Data records
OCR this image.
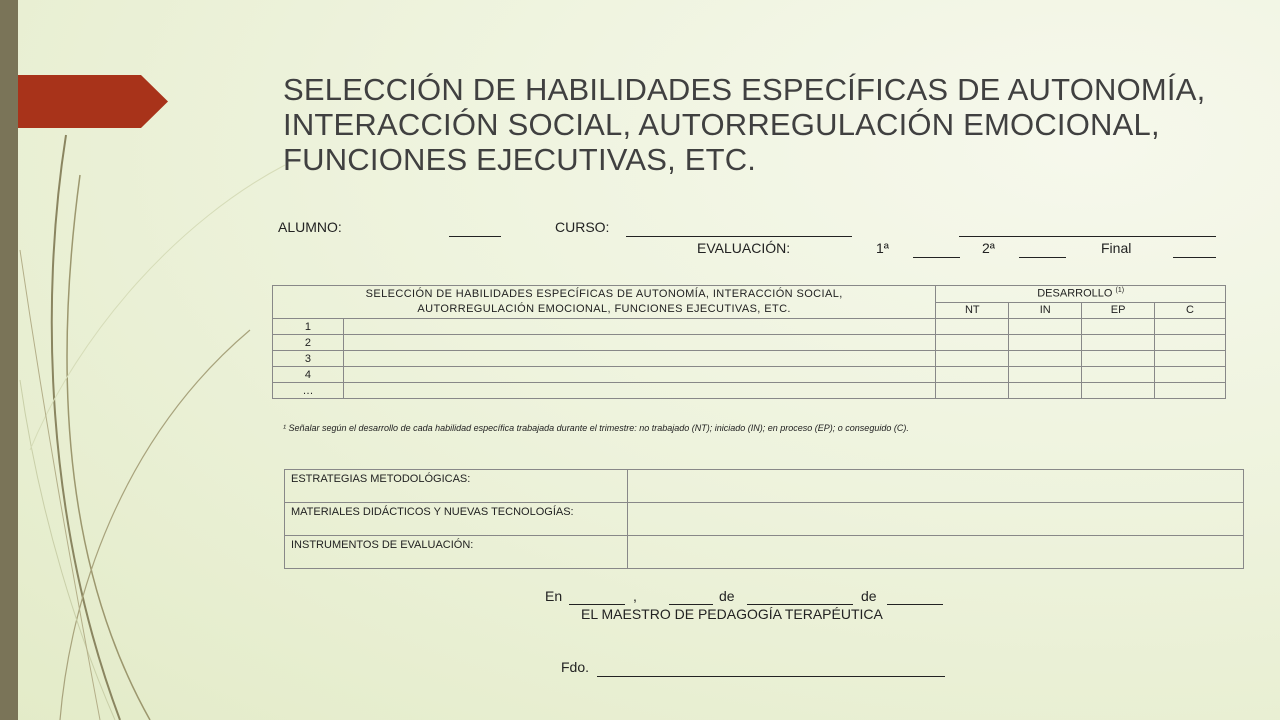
SELECCIÓN DE HABILIDADES ESPECÍFICAS DE AUTONOMÍA, INTERACCIÓN SOCIAL, AUTORREGULACIÓN EMOCIONAL, FUNCIONES EJECUTIVAS, ETC.
ALUMNO:	CURSO:
EVALUACIÓN:	1ª	2ª	Final
SELECCIÓN DE HABILIDADES ESPECÍFICAS DE AUTONOMÍA, INTERACCIÓN SOCIAL, AUTORREGULACIÓN EMOCIONAL, FUNCIONES EJECUTIVAS, ETC.		DESARROLLO $^{(1)}$
		NT	IN	EP	C
1					
2					
3					
4					
…					
¹ Señalar según el desarrollo de cada habilidad específica trabajada durante el trimestre: no trabajado (NT); iniciado (IN); en proceso (EP); o conseguido (C).
ESTRATEGIAS METODOLÓGICAS:	
MATERIALES DIDÁCTICOS Y NUEVAS TECNOLOGÍAS:	
INSTRUMENTOS DE EVALUACIÓN:	
En	,	de	de
EL MAESTRO DE PEDAGOGÍA TERAPÉUTICA
Fdo.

§ Task prompt:
Please write out all the data again word for word, but not the pictures.

§ Exercise result:
OCR this image.
SELECCIÓN DE HABILIDADES ESPECÍFICAS DE AUTONOMÍA, INTERACCIÓN SOCIAL, AUTORREGULACIÓN EMOCIONAL, FUNCIONES EJECUTIVAS, ETC.
ALUMNO:	CURSO:
EVALUACIÓN:	1ª	2ª	Final
SELECCIÓN DE HABILIDADES ESPECÍFICAS DE AUTONOMÍA, INTERACCIÓN SOCIAL, AUTORREGULACIÓN EMOCIONAL, FUNCIONES EJECUTIVAS, ETC.		DESARROLLO $^{(1)}$
		NT	IN	EP	C
1					
2					
3					
4					
…					
¹ Señalar según el desarrollo de cada habilidad específica trabajada durante el trimestre: no trabajado (NT); iniciado (IN); en proceso (EP); o conseguido (C).
ESTRATEGIAS METODOLÓGICAS:	
MATERIALES DIDÁCTICOS Y NUEVAS TECNOLOGÍAS:	
INSTRUMENTOS DE EVALUACIÓN:	
En	,	de	de
EL MAESTRO DE PEDAGOGÍA TERAPÉUTICA
Fdo.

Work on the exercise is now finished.